[Recorded data]

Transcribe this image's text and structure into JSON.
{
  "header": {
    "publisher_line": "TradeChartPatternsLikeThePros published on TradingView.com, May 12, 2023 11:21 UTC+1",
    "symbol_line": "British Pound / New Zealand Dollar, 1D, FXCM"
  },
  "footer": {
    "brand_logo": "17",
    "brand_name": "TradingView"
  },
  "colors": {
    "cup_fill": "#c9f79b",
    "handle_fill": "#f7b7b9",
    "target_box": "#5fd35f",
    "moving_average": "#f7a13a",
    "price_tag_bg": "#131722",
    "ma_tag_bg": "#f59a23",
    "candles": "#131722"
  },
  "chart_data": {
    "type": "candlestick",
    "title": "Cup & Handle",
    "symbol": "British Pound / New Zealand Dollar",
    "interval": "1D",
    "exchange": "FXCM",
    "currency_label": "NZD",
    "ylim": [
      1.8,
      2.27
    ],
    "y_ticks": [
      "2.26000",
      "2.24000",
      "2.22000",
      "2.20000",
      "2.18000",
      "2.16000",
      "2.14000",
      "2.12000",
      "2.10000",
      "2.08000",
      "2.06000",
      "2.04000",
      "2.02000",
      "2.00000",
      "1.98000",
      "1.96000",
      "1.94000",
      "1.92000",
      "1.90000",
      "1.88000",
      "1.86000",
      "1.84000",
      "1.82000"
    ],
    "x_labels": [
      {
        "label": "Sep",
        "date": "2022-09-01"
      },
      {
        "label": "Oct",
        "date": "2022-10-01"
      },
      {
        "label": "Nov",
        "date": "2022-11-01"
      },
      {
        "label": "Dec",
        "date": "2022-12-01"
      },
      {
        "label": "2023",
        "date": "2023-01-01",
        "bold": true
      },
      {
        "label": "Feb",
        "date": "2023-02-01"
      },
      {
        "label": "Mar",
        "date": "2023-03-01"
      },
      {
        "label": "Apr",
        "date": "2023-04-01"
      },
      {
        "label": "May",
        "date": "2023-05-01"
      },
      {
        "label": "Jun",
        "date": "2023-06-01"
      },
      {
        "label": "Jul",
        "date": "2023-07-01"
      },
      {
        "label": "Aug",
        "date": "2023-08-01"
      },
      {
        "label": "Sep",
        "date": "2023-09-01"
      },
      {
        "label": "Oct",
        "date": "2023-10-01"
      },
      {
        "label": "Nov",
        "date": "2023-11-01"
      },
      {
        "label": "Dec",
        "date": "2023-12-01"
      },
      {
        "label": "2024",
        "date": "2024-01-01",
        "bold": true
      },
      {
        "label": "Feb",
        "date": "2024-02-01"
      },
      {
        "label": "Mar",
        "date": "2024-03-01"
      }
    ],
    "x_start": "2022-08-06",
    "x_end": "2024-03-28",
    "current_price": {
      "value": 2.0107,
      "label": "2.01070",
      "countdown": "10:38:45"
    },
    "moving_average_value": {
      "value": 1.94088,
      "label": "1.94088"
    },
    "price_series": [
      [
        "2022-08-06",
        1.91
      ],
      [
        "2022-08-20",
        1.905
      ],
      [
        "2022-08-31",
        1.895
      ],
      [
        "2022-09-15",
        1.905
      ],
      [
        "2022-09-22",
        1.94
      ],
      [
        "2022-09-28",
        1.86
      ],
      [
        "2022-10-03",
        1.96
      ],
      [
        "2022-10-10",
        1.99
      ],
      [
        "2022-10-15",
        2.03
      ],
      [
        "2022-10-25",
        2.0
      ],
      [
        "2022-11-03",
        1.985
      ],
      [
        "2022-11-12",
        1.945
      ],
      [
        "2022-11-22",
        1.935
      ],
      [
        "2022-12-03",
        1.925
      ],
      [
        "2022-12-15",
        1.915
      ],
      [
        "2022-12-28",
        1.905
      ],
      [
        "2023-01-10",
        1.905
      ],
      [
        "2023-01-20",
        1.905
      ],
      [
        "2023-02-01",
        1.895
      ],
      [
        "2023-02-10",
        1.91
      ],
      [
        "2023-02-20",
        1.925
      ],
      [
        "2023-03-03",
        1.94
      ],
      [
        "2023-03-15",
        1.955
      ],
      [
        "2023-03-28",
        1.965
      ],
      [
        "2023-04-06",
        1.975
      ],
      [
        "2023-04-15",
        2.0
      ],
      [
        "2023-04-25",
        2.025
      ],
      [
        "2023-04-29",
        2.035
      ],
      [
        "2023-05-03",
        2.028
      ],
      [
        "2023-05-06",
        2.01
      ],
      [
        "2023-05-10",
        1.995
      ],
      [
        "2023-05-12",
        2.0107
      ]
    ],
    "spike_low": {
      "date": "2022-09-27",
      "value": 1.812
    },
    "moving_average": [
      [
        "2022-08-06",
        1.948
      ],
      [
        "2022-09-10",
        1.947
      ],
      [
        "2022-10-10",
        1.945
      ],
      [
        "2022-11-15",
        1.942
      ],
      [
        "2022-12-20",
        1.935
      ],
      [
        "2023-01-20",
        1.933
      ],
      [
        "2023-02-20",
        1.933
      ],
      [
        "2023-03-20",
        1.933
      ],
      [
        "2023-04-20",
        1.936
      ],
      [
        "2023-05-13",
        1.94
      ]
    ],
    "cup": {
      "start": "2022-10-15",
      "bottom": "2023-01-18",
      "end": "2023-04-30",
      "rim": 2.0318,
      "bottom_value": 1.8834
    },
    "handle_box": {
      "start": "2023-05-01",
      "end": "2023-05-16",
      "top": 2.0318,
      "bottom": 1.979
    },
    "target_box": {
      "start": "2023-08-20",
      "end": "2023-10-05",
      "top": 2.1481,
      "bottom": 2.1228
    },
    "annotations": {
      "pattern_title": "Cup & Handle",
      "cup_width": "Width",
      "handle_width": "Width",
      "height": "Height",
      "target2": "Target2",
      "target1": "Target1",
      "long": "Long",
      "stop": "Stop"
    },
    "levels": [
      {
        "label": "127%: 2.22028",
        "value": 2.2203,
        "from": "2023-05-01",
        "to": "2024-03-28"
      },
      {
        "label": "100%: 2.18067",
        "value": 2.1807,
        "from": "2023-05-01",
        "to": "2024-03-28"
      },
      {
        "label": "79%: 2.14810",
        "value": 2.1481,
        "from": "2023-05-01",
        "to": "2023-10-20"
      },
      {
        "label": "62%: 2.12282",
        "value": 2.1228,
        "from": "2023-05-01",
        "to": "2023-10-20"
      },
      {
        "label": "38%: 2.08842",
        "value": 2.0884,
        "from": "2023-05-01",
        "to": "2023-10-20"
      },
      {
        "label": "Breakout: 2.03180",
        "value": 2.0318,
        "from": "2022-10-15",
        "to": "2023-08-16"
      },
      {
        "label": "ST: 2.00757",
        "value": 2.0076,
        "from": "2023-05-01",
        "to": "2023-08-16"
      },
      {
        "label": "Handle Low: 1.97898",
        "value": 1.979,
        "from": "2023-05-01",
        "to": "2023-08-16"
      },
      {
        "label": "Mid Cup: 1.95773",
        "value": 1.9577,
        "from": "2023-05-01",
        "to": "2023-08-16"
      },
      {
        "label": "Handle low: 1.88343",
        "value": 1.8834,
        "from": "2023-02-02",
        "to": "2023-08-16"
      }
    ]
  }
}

• [TASK DETAILS] Retype all of the data shown above, word for word.

• [TASK RESULT]
Transcribe this image's text and structure into JSON.
{
  "header": {
    "publisher_line": "TradeChartPatternsLikeThePros published on TradingView.com, May 12, 2023 11:21 UTC+1",
    "symbol_line": "British Pound / New Zealand Dollar, 1D, FXCM"
  },
  "footer": {
    "brand_logo": "17",
    "brand_name": "TradingView"
  },
  "colors": {
    "cup_fill": "#c9f79b",
    "handle_fill": "#f7b7b9",
    "target_box": "#5fd35f",
    "moving_average": "#f7a13a",
    "price_tag_bg": "#131722",
    "ma_tag_bg": "#f59a23",
    "candles": "#131722"
  },
  "chart_data": {
    "type": "candlestick",
    "title": "Cup & Handle",
    "symbol": "British Pound / New Zealand Dollar",
    "interval": "1D",
    "exchange": "FXCM",
    "currency_label": "NZD",
    "ylim": [
      1.8,
      2.27
    ],
    "y_ticks": [
      "2.26000",
      "2.24000",
      "2.22000",
      "2.20000",
      "2.18000",
      "2.16000",
      "2.14000",
      "2.12000",
      "2.10000",
      "2.08000",
      "2.06000",
      "2.04000",
      "2.02000",
      "2.00000",
      "1.98000",
      "1.96000",
      "1.94000",
      "1.92000",
      "1.90000",
      "1.88000",
      "1.86000",
      "1.84000",
      "1.82000"
    ],
    "x_labels": [
      {
        "label": "Sep",
        "date": "2022-09-01"
      },
      {
        "label": "Oct",
        "date": "2022-10-01"
      },
      {
        "label": "Nov",
        "date": "2022-11-01"
      },
      {
        "label": "Dec",
        "date": "2022-12-01"
      },
      {
        "label": "2023",
        "date": "2023-01-01",
        "bold": true
      },
      {
        "label": "Feb",
        "date": "2023-02-01"
      },
      {
        "label": "Mar",
        "date": "2023-03-01"
      },
      {
        "label": "Apr",
        "date": "2023-04-01"
      },
      {
        "label": "May",
        "date": "2023-05-01"
      },
      {
        "label": "Jun",
        "date": "2023-06-01"
      },
      {
        "label": "Jul",
        "date": "2023-07-01"
      },
      {
        "label": "Aug",
        "date": "2023-08-01"
      },
      {
        "label": "Sep",
        "date": "2023-09-01"
      },
      {
        "label": "Oct",
        "date": "2023-10-01"
      },
      {
        "label": "Nov",
        "date": "2023-11-01"
      },
      {
        "label": "Dec",
        "date": "2023-12-01"
      },
      {
        "label": "2024",
        "date": "2024-01-01",
        "bold": true
      },
      {
        "label": "Feb",
        "date": "2024-02-01"
      },
      {
        "label": "Mar",
        "date": "2024-03-01"
      }
    ],
    "x_start": "2022-08-06",
    "x_end": "2024-03-28",
    "current_price": {
      "value": 2.0107,
      "label": "2.01070",
      "countdown": "10:38:45"
    },
    "moving_average_value": {
      "value": 1.94088,
      "label": "1.94088"
    },
    "price_series": [
      [
        "2022-08-06",
        1.91
      ],
      [
        "2022-08-20",
        1.905
      ],
      [
        "2022-08-31",
        1.895
      ],
      [
        "2022-09-15",
        1.905
      ],
      [
        "2022-09-22",
        1.94
      ],
      [
        "2022-09-28",
        1.86
      ],
      [
        "2022-10-03",
        1.96
      ],
      [
        "2022-10-10",
        1.99
      ],
      [
        "2022-10-15",
        2.03
      ],
      [
        "2022-10-25",
        2.0
      ],
      [
        "2022-11-03",
        1.985
      ],
      [
        "2022-11-12",
        1.945
      ],
      [
        "2022-11-22",
        1.935
      ],
      [
        "2022-12-03",
        1.925
      ],
      [
        "2022-12-15",
        1.915
      ],
      [
        "2022-12-28",
        1.905
      ],
      [
        "2023-01-10",
        1.905
      ],
      [
        "2023-01-20",
        1.905
      ],
      [
        "2023-02-01",
        1.895
      ],
      [
        "2023-02-10",
        1.91
      ],
      [
        "2023-02-20",
        1.925
      ],
      [
        "2023-03-03",
        1.94
      ],
      [
        "2023-03-15",
        1.955
      ],
      [
        "2023-03-28",
        1.965
      ],
      [
        "2023-04-06",
        1.975
      ],
      [
        "2023-04-15",
        2.0
      ],
      [
        "2023-04-25",
        2.025
      ],
      [
        "2023-04-29",
        2.035
      ],
      [
        "2023-05-03",
        2.028
      ],
      [
        "2023-05-06",
        2.01
      ],
      [
        "2023-05-10",
        1.995
      ],
      [
        "2023-05-12",
        2.0107
      ]
    ],
    "spike_low": {
      "date": "2022-09-27",
      "value": 1.812
    },
    "moving_average": [
      [
        "2022-08-06",
        1.948
      ],
      [
        "2022-09-10",
        1.947
      ],
      [
        "2022-10-10",
        1.945
      ],
      [
        "2022-11-15",
        1.942
      ],
      [
        "2022-12-20",
        1.935
      ],
      [
        "2023-01-20",
        1.933
      ],
      [
        "2023-02-20",
        1.933
      ],
      [
        "2023-03-20",
        1.933
      ],
      [
        "2023-04-20",
        1.936
      ],
      [
        "2023-05-13",
        1.94
      ]
    ],
    "cup": {
      "start": "2022-10-15",
      "bottom": "2023-01-18",
      "end": "2023-04-30",
      "rim": 2.0318,
      "bottom_value": 1.8834
    },
    "handle_box": {
      "start": "2023-05-01",
      "end": "2023-05-16",
      "top": 2.0318,
      "bottom": 1.979
    },
    "target_box": {
      "start": "2023-08-20",
      "end": "2023-10-05",
      "top": 2.1481,
      "bottom": 2.1228
    },
    "annotations": {
      "pattern_title": "Cup & Handle",
      "cup_width": "Width",
      "handle_width": "Width",
      "height": "Height",
      "target2": "Target2",
      "target1": "Target1",
      "long": "Long",
      "stop": "Stop"
    },
    "levels": [
      {
        "label": "127%: 2.22028",
        "value": 2.2203,
        "from": "2023-05-01",
        "to": "2024-03-28"
      },
      {
        "label": "100%: 2.18067",
        "value": 2.1807,
        "from": "2023-05-01",
        "to": "2024-03-28"
      },
      {
        "label": "79%: 2.14810",
        "value": 2.1481,
        "from": "2023-05-01",
        "to": "2023-10-20"
      },
      {
        "label": "62%: 2.12282",
        "value": 2.1228,
        "from": "2023-05-01",
        "to": "2023-10-20"
      },
      {
        "label": "38%: 2.08842",
        "value": 2.0884,
        "from": "2023-05-01",
        "to": "2023-10-20"
      },
      {
        "label": "Breakout: 2.03180",
        "value": 2.0318,
        "from": "2022-10-15",
        "to": "2023-08-16"
      },
      {
        "label": "ST: 2.00757",
        "value": 2.0076,
        "from": "2023-05-01",
        "to": "2023-08-16"
      },
      {
        "label": "Handle Low: 1.97898",
        "value": 1.979,
        "from": "2023-05-01",
        "to": "2023-08-16"
      },
      {
        "label": "Mid Cup: 1.95773",
        "value": 1.9577,
        "from": "2023-05-01",
        "to": "2023-08-16"
      },
      {
        "label": "Handle low: 1.88343",
        "value": 1.8834,
        "from": "2023-02-02",
        "to": "2023-08-16"
      }
    ]
  }
}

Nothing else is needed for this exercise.